__What is expected__: How many of the lines below contain "data"? Answer with that number alone.
=======
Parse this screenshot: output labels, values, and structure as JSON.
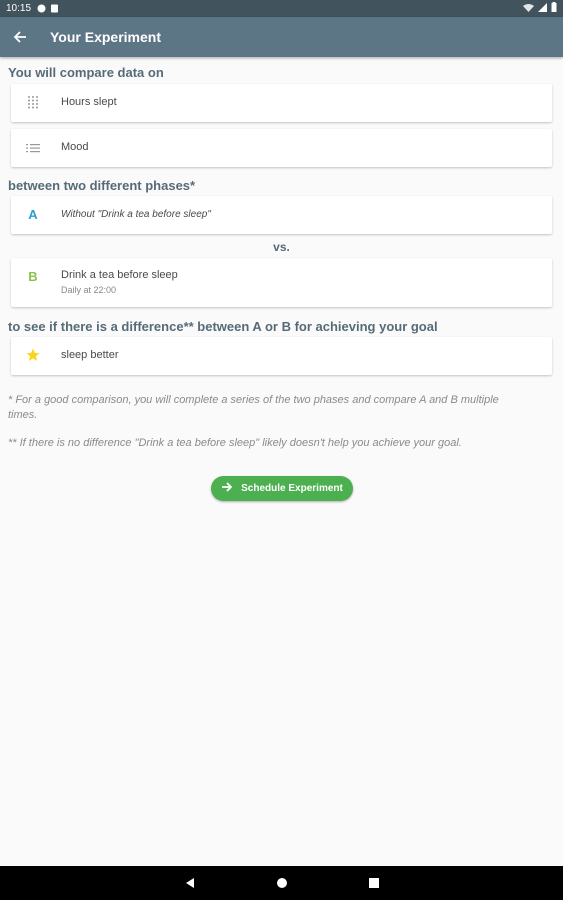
{
  "status_bar": {
    "time": "10:15"
  },
  "app_bar": {
    "title": "Your Experiment"
  },
  "compare": {
    "heading": "You will compare data on",
    "items": [
      {
        "label": "Hours slept",
        "icon": "grid-icon"
      },
      {
        "label": "Mood",
        "icon": "list-icon"
      }
    ]
  },
  "phases": {
    "heading": "between two different phases*",
    "a": {
      "letter": "A",
      "label": "Without \"Drink a tea before sleep\""
    },
    "vs": "vs.",
    "b": {
      "letter": "B",
      "label": "Drink a tea before sleep",
      "schedule": "Daily at 22:00"
    }
  },
  "goal": {
    "heading": "to see if there is a difference** between A or B for achieving your goal",
    "label": "sleep better"
  },
  "notes": {
    "note1": "* For a good comparison, you will complete a series of the two phases and compare A and B multiple times.",
    "note2": "** If there is no difference \"Drink a tea before sleep\" likely doesn't help you achieve your goal."
  },
  "cta": {
    "label": "Schedule Experiment"
  },
  "colors": {
    "app_bar": "#5d7685",
    "phase_a": "#2a9fd6",
    "phase_b": "#8bc34a",
    "cta": "#4caf50",
    "star": "#f7d51d"
  }
}
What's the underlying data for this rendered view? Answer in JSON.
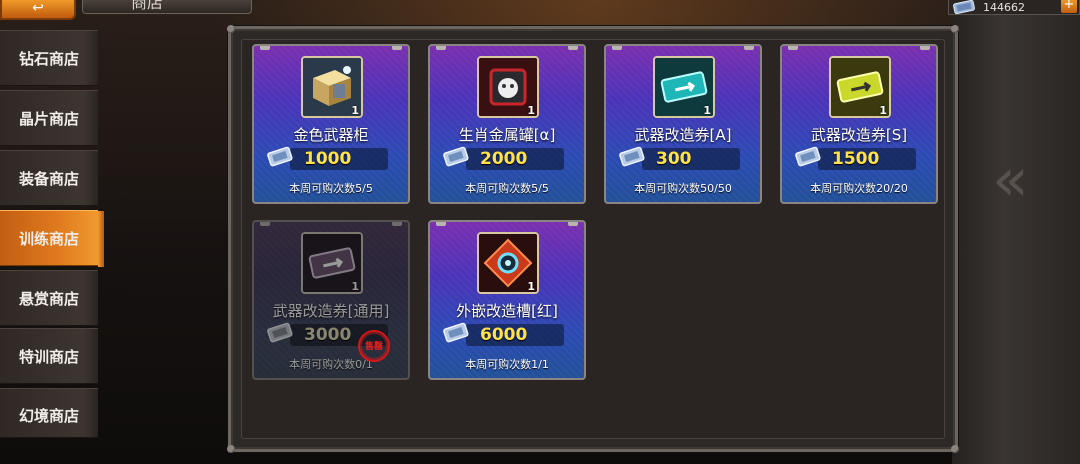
=======
__Response__: 2